■ **What is asked**
Across the data below, how many lines hold "text"? Answer with that number and nothing else.

[Dataset entries]
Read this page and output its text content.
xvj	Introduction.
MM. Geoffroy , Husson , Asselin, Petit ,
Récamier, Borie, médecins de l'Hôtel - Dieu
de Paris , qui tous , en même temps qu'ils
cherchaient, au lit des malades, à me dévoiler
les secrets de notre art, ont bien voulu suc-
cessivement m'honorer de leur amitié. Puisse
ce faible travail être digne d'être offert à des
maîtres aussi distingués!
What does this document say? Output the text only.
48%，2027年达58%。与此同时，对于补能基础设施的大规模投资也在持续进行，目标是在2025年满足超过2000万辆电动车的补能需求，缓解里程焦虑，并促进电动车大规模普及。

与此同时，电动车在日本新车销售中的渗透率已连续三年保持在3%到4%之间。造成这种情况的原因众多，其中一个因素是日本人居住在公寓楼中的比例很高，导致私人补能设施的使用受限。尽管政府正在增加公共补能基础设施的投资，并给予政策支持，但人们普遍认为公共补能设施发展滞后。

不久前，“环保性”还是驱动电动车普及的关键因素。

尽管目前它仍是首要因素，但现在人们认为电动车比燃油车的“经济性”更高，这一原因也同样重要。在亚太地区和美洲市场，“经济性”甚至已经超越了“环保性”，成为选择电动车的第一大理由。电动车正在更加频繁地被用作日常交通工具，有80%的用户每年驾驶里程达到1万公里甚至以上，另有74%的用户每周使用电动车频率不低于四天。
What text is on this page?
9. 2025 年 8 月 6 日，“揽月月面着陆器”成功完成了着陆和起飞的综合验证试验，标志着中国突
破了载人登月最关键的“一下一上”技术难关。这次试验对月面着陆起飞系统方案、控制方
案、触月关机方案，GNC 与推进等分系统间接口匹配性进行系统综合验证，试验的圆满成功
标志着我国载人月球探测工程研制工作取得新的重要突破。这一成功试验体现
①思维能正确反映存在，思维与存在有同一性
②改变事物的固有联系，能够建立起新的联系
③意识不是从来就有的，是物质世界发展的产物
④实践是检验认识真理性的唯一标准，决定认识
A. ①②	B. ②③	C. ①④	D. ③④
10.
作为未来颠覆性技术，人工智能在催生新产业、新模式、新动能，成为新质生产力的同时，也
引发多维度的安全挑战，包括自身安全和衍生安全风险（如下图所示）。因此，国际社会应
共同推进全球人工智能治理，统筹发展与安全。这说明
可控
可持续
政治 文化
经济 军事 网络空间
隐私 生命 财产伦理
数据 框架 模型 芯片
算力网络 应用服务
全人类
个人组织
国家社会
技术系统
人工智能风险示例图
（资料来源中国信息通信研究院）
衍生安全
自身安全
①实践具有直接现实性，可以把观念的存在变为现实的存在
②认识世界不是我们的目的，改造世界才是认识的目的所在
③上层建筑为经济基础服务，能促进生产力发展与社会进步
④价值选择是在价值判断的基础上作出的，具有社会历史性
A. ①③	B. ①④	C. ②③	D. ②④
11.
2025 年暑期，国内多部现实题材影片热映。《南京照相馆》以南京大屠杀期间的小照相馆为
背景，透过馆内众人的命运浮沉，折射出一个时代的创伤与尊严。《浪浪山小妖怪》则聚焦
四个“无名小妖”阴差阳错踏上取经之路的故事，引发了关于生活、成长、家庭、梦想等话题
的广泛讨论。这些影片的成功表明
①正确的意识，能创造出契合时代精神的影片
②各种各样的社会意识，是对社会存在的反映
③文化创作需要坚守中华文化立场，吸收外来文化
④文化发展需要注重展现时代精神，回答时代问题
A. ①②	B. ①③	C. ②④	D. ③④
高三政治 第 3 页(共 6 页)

■ **Exercise answer**
3